═══ RAW RECORDS
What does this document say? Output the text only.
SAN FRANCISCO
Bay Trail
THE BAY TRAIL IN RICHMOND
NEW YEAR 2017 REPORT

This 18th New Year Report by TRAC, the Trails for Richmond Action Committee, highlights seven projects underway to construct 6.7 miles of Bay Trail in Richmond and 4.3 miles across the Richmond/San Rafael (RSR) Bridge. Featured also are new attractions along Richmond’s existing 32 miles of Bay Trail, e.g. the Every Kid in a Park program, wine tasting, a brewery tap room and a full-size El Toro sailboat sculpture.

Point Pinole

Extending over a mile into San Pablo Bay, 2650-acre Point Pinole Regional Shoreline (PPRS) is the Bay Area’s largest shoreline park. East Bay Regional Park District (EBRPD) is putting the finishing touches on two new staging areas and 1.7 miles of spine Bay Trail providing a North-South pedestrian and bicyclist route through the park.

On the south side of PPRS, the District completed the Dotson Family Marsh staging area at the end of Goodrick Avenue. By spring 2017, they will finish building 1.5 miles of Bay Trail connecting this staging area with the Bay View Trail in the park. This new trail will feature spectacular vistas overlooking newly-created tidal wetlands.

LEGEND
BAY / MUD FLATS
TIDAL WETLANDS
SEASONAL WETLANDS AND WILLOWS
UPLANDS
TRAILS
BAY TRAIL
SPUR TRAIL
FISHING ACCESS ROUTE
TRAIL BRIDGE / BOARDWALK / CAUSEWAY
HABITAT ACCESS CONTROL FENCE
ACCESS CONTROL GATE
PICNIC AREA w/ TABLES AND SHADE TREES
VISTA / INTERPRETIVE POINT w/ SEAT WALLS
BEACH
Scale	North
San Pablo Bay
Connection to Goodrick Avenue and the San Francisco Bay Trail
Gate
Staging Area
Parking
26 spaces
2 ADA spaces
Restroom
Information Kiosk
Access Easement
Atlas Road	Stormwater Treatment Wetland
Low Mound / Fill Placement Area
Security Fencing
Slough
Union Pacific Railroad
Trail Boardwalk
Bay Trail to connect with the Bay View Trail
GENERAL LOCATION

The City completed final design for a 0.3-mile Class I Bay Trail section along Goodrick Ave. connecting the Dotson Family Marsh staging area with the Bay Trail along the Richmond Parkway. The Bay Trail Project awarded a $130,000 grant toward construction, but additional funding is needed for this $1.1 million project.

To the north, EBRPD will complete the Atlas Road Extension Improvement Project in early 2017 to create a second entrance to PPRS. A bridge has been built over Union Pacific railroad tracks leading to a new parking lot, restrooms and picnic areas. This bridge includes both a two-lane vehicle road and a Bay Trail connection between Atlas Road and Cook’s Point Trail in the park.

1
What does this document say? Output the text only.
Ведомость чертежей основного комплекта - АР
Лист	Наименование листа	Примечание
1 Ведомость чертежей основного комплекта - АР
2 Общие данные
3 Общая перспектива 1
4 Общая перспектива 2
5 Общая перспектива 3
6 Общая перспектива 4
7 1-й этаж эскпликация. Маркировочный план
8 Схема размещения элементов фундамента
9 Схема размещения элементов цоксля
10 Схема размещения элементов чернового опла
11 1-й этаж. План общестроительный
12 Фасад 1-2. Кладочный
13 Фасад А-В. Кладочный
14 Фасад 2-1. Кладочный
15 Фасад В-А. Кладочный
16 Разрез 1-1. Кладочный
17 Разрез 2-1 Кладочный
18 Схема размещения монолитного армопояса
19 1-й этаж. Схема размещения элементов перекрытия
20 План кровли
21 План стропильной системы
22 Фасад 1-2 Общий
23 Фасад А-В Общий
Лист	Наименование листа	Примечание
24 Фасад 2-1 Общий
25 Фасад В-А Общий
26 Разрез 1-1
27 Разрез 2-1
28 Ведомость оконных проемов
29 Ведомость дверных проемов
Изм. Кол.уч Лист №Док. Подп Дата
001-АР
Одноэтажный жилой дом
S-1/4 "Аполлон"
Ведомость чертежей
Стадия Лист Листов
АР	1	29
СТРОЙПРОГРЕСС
══════
Where a line above contains the string "Pinole", copy that line.

**OUTPUT OF THE TASK:**
Point Pinole
Extending over a mile into San Pablo Bay, 2650-acre Point Pinole Regional Shoreline (PPRS) is the Bay Area’s largest shoreline park. East Bay Regional Park District (EBRPD) is putting the finishing touches on two new staging areas and 1.7 miles of spine Bay Trail providing a North-South pedestrian and bicyclist route through the park.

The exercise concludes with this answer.